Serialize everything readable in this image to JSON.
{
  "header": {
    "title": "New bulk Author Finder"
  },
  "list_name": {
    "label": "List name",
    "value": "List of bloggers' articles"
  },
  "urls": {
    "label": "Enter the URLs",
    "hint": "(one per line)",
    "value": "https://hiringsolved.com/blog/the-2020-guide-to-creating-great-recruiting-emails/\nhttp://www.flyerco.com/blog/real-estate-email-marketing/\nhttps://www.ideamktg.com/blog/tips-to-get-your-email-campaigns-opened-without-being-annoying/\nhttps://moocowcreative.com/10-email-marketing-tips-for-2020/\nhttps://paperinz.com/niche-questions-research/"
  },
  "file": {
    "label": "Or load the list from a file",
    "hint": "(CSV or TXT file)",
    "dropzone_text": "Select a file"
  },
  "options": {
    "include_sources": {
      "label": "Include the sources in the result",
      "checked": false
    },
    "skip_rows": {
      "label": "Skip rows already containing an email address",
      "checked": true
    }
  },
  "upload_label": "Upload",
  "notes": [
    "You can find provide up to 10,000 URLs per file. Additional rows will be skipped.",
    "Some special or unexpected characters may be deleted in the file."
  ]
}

◇ ◇ ◇ ◇ ◇

**REQUIREMENT**
Return the material in full, exactly as shown.

**WRITTEN RESPONSE**
Serialize everything readable in this image to JSON.
{
  "header": {
    "title": "New bulk Author Finder"
  },
  "list_name": {
    "label": "List name",
    "value": "List of bloggers' articles"
  },
  "urls": {
    "label": "Enter the URLs",
    "hint": "(one per line)",
    "value": "https://hiringsolved.com/blog/the-2020-guide-to-creating-great-recruiting-emails/\nhttp://www.flyerco.com/blog/real-estate-email-marketing/\nhttps://www.ideamktg.com/blog/tips-to-get-your-email-campaigns-opened-without-being-annoying/\nhttps://moocowcreative.com/10-email-marketing-tips-for-2020/\nhttps://paperinz.com/niche-questions-research/"
  },
  "file": {
    "label": "Or load the list from a file",
    "hint": "(CSV or TXT file)",
    "dropzone_text": "Select a file"
  },
  "options": {
    "include_sources": {
      "label": "Include the sources in the result",
      "checked": false
    },
    "skip_rows": {
      "label": "Skip rows already containing an email address",
      "checked": true
    }
  },
  "upload_label": "Upload",
  "notes": [
    "You can find provide up to 10,000 URLs per file. Additional rows will be skipped.",
    "Some special or unexpected characters may be deleted in the file."
  ]
}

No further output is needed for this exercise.